Task requirements
Among the lines below, count those with "کراچی". Give only the number.

Provided data

● ● ● ●

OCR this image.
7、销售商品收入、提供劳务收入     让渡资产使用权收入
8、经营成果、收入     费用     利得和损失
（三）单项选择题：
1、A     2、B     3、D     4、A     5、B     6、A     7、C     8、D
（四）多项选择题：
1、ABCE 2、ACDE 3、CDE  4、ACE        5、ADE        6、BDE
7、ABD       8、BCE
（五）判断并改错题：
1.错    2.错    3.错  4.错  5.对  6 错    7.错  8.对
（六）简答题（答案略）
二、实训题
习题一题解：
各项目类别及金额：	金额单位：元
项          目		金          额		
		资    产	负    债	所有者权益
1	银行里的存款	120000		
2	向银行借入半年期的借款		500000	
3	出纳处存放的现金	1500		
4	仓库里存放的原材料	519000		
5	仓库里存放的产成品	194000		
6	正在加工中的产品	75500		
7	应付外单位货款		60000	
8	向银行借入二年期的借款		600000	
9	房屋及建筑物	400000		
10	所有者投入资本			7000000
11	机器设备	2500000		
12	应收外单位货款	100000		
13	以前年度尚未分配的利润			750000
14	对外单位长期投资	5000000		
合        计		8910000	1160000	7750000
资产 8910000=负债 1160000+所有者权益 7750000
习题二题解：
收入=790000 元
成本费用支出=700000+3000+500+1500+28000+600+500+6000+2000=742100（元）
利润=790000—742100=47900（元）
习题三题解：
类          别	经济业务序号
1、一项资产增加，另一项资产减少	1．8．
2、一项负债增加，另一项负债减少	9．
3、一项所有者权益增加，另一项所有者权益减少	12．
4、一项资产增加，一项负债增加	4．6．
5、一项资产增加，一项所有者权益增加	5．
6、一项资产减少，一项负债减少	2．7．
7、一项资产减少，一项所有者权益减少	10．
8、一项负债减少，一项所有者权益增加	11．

● ● ● ●

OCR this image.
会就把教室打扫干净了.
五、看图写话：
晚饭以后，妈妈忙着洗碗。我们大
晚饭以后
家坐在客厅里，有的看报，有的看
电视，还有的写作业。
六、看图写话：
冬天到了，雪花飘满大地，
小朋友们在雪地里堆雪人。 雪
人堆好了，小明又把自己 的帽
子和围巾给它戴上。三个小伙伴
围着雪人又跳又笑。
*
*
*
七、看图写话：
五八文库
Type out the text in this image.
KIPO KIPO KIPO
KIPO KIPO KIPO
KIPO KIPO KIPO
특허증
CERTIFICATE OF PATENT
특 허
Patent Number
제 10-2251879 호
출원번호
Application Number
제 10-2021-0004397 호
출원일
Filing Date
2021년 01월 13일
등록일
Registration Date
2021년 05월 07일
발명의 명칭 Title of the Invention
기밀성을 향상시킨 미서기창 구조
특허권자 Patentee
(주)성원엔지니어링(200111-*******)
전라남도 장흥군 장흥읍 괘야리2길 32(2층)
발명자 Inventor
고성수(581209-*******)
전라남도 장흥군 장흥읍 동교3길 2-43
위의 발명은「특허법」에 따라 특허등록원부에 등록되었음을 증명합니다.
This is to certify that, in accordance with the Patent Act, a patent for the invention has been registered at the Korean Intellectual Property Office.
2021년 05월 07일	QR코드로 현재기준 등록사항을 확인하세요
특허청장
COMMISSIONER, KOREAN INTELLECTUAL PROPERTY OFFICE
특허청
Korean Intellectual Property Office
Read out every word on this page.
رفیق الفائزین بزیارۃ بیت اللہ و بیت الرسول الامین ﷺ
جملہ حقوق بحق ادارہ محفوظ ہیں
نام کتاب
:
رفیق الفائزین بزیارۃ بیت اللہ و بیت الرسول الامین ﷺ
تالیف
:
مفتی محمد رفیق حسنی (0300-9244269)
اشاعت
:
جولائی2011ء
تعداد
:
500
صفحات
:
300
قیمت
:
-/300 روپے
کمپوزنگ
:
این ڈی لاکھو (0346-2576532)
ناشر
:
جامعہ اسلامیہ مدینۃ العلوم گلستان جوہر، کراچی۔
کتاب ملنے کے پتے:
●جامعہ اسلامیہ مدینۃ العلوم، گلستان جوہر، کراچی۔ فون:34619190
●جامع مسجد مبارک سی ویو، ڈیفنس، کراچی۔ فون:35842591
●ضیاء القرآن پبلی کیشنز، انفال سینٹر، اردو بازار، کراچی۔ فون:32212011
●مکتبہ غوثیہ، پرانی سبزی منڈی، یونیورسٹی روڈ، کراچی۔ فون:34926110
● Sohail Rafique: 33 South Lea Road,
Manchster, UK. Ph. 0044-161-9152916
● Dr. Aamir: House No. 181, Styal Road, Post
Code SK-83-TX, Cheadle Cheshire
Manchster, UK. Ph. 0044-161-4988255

● ● ● ●

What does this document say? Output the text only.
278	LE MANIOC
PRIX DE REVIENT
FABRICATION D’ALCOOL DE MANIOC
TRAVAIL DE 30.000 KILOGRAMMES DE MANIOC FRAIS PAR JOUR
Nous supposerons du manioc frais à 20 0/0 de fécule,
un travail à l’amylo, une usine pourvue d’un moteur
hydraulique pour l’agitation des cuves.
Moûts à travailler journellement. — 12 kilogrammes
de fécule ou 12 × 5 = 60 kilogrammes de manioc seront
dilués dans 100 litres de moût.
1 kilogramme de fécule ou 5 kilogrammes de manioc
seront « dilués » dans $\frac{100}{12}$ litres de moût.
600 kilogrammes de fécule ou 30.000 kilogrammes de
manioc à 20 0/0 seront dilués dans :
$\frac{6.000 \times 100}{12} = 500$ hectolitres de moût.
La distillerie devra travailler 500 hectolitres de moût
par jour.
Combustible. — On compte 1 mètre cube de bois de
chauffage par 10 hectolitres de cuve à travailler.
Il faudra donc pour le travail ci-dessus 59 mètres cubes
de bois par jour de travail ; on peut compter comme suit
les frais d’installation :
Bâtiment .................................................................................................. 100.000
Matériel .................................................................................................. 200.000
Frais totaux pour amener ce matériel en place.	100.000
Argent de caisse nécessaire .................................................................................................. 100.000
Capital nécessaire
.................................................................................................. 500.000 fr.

● ● ● ●

Solution for this exercise
5